TO DO >> Which lines have the string "纳米结构"? Copy all of them from the entries below.

= = = = = = =

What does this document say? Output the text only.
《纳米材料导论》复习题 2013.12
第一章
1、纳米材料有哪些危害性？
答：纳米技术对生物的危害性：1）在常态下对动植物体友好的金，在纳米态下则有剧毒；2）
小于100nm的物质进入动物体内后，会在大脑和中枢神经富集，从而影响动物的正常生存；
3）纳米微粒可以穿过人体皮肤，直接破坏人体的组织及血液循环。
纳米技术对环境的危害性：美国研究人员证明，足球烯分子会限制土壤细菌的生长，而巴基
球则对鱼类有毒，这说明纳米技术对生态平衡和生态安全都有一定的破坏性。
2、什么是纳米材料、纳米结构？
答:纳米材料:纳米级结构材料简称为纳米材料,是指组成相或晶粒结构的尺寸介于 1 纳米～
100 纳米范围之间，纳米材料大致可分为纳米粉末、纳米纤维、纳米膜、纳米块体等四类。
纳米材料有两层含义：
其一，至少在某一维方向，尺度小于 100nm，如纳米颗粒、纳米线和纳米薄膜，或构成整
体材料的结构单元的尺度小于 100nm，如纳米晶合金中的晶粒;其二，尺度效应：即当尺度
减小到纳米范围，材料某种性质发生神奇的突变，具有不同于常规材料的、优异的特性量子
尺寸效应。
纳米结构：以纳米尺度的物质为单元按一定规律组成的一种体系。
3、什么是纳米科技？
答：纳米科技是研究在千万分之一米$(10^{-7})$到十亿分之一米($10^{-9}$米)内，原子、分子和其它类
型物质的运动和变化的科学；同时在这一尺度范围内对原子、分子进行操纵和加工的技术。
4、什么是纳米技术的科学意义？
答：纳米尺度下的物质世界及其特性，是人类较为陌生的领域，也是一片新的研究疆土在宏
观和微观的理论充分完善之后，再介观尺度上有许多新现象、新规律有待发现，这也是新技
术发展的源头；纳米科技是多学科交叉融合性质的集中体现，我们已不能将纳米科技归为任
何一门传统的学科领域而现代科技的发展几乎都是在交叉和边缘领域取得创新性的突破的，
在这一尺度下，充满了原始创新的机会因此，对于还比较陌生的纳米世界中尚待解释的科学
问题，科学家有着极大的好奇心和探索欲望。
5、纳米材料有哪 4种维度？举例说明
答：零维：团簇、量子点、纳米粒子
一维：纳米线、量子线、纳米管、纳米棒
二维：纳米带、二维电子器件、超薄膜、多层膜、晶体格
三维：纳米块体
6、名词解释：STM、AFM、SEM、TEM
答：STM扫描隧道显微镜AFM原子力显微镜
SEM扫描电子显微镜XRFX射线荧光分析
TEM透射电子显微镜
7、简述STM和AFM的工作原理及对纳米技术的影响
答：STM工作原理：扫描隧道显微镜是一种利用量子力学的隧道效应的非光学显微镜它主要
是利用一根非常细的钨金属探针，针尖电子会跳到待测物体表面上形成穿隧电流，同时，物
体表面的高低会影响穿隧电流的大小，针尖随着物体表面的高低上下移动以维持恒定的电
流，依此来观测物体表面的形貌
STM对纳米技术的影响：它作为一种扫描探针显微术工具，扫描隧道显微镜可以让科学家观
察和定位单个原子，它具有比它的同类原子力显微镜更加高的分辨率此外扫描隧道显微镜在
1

= = = = = = =

OUTPUT >>
2、什么是纳米材料、纳米结构？
纳米结构：以纳米尺度的物质为单元按一定规律组成的一种体系。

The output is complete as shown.